(Figure dataset records)
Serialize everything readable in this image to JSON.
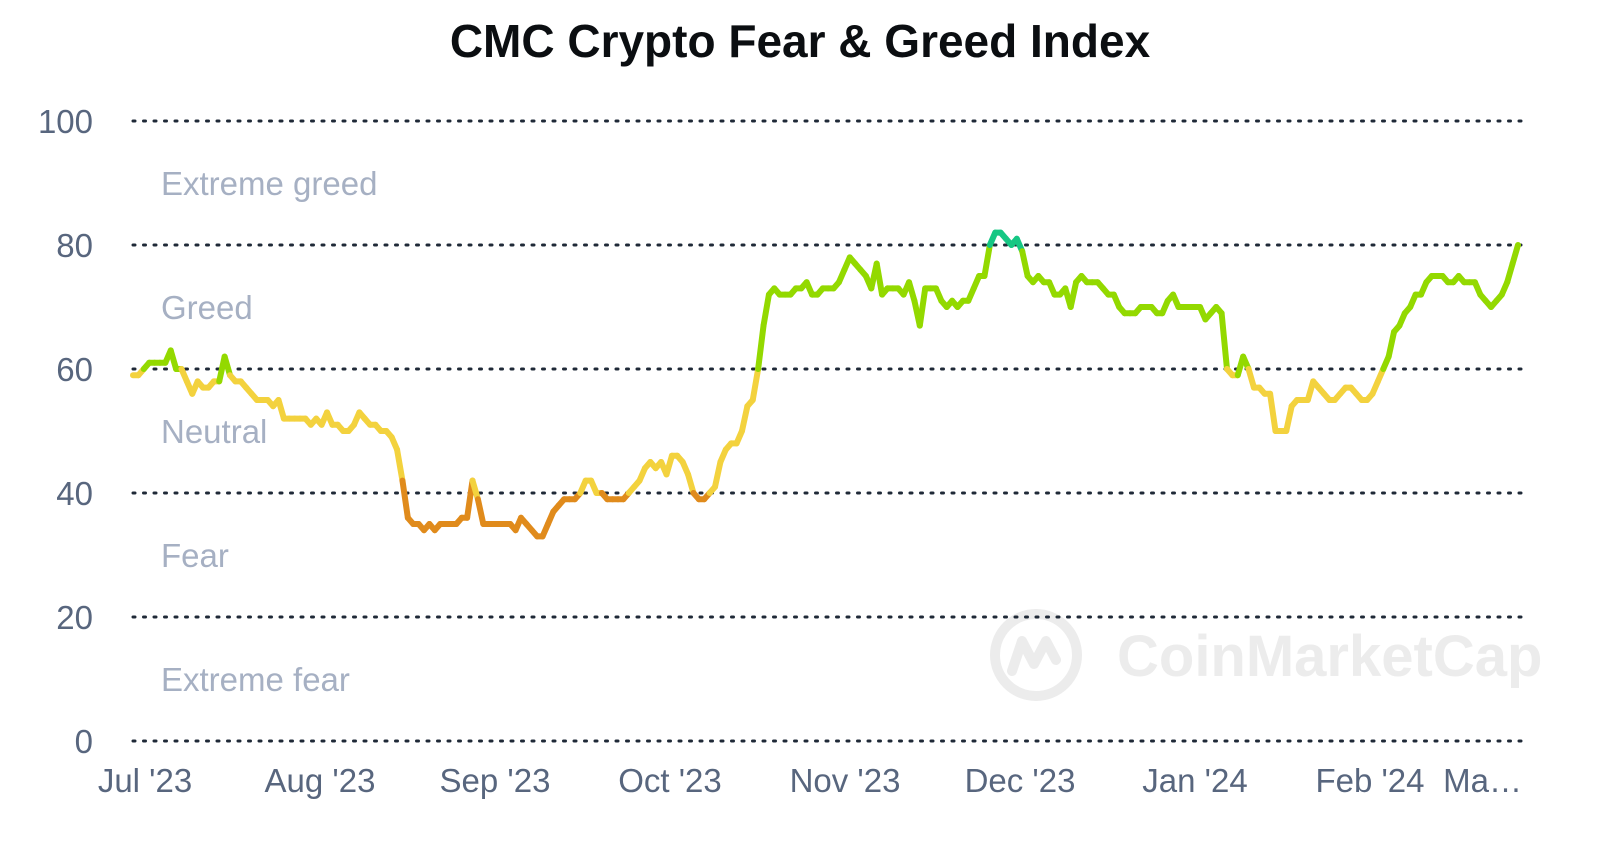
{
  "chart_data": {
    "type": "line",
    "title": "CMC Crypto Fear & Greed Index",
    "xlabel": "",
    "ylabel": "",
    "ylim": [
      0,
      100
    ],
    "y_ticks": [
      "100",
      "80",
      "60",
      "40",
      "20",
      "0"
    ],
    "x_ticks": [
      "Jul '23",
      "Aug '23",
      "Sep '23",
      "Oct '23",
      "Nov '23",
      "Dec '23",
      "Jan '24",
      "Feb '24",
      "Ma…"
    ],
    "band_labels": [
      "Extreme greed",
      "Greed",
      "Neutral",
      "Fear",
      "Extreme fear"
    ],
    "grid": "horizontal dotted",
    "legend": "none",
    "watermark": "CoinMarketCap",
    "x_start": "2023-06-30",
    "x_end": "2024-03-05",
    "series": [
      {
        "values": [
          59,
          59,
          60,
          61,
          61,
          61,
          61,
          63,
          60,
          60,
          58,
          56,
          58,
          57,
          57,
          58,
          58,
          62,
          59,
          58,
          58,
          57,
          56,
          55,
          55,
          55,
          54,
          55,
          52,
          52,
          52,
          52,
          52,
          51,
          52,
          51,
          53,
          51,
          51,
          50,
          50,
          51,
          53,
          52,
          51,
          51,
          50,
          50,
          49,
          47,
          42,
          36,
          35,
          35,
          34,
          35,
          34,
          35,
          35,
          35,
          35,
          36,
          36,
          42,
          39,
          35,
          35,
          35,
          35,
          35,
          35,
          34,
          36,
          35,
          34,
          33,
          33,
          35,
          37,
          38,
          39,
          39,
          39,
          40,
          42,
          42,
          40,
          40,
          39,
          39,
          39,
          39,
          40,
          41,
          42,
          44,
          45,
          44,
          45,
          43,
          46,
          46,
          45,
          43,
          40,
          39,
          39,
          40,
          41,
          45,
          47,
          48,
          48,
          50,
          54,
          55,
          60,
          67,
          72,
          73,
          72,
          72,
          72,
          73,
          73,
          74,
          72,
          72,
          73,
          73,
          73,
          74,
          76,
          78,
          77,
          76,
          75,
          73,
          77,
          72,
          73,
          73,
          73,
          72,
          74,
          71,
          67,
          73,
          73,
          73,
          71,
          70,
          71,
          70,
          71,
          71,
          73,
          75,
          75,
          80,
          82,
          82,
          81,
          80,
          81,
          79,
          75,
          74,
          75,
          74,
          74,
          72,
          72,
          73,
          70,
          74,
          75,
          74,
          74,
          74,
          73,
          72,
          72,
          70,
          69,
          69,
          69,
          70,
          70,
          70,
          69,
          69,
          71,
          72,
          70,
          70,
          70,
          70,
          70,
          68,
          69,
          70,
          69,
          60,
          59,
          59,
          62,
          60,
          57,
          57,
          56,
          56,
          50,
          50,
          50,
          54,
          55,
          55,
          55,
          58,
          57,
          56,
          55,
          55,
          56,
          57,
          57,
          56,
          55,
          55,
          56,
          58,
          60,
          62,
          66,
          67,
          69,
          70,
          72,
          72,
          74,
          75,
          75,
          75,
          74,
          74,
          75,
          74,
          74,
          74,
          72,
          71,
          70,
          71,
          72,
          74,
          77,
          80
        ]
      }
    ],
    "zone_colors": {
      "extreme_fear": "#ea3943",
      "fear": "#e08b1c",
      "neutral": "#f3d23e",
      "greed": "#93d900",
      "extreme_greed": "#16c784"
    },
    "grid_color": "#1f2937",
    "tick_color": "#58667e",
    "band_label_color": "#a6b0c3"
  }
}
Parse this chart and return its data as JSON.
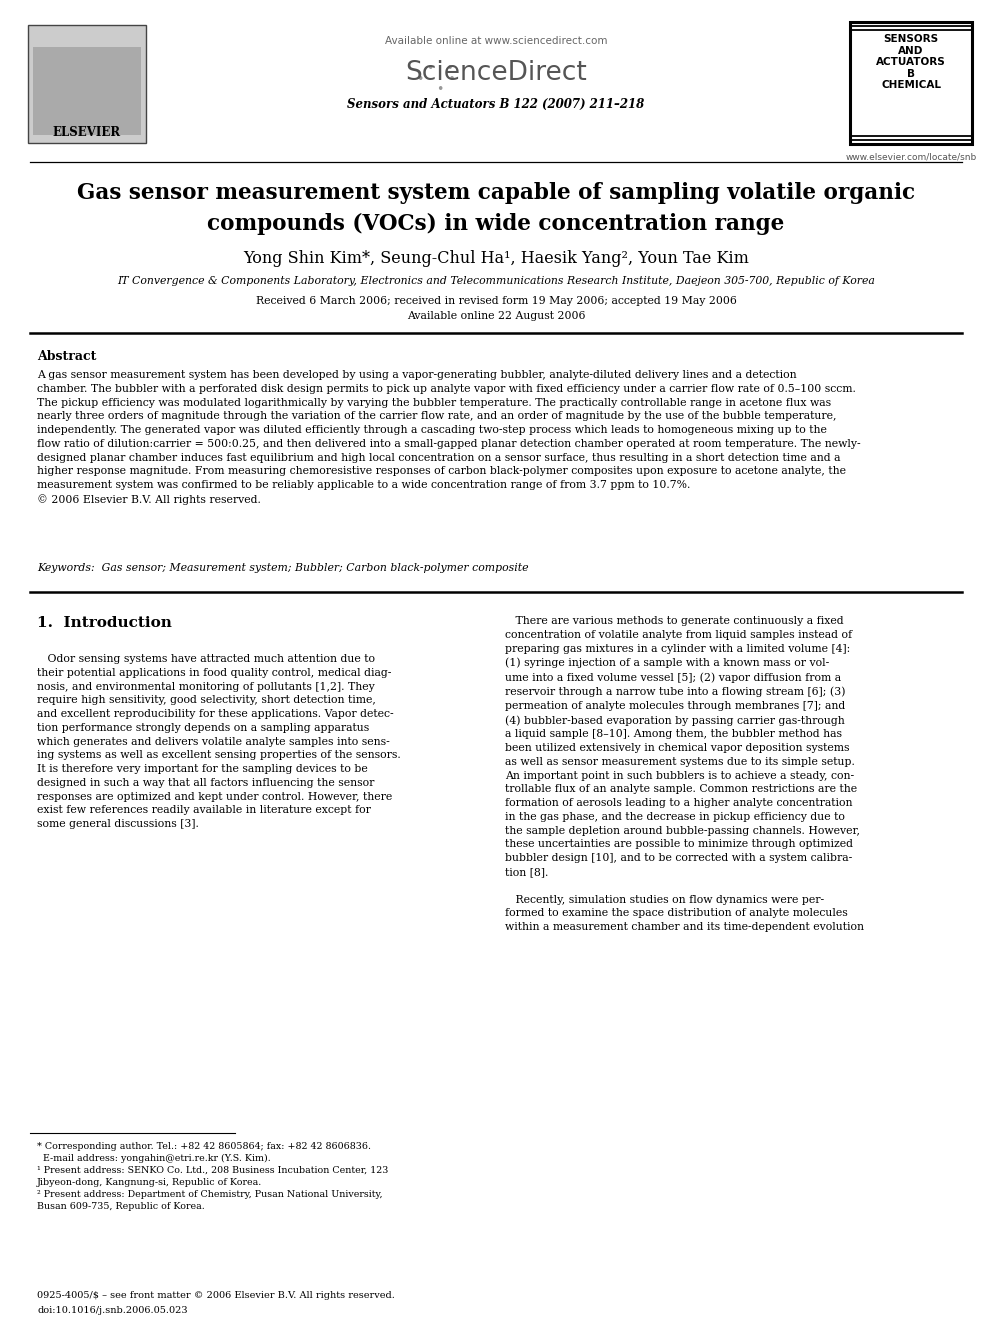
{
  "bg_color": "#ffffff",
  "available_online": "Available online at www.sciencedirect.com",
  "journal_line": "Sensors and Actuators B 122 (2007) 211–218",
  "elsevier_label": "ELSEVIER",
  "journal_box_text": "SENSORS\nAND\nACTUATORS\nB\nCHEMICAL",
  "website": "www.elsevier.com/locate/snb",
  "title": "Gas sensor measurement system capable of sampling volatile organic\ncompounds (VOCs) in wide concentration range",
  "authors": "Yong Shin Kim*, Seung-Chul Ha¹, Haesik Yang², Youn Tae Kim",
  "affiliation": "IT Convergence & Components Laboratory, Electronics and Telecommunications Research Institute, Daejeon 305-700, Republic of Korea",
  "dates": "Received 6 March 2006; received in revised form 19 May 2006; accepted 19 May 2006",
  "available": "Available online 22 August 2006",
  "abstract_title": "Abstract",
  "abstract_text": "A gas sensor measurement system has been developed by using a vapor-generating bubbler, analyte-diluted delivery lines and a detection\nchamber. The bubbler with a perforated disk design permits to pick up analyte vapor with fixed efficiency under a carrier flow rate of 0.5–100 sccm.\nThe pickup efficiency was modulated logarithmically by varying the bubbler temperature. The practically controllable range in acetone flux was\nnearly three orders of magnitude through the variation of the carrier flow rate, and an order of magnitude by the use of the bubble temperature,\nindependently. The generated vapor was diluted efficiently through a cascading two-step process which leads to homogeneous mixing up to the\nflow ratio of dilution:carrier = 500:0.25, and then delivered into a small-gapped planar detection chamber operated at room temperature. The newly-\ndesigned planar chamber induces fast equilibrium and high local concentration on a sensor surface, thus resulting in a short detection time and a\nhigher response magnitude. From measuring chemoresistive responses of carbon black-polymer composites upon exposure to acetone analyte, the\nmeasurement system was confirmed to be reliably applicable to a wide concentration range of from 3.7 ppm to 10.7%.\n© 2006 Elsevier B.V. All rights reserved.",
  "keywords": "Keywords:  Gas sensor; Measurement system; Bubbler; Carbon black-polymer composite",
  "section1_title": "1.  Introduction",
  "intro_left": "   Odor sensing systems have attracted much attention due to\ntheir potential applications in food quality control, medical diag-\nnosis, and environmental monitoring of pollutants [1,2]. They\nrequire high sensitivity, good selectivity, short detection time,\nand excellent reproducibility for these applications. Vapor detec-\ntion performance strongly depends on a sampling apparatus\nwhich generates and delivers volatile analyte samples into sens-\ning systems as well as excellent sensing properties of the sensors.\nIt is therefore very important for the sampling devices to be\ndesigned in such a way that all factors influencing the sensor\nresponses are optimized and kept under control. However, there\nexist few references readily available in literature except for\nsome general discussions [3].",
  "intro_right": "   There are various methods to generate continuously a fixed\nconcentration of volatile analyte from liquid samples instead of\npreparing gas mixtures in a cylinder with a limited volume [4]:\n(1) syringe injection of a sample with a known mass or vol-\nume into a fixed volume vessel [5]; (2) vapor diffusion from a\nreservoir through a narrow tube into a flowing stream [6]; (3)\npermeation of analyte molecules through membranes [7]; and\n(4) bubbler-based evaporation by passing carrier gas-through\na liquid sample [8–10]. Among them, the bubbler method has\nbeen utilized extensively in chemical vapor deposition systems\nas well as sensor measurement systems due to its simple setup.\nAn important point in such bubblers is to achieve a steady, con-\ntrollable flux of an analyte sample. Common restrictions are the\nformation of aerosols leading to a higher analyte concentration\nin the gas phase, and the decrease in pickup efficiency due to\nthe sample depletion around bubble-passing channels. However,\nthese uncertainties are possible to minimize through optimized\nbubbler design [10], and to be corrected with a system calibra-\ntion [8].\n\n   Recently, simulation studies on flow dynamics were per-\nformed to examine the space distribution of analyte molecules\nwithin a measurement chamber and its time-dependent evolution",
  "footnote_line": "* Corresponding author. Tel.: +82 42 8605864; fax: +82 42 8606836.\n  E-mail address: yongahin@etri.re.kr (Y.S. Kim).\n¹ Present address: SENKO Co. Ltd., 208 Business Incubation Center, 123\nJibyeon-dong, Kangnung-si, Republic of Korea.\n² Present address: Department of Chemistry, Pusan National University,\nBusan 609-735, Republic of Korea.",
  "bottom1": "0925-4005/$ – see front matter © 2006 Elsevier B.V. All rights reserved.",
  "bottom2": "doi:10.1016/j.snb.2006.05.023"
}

Prompt
Counting only lines of the data above that hold "polymer", report the total and nothing else.

Reply
2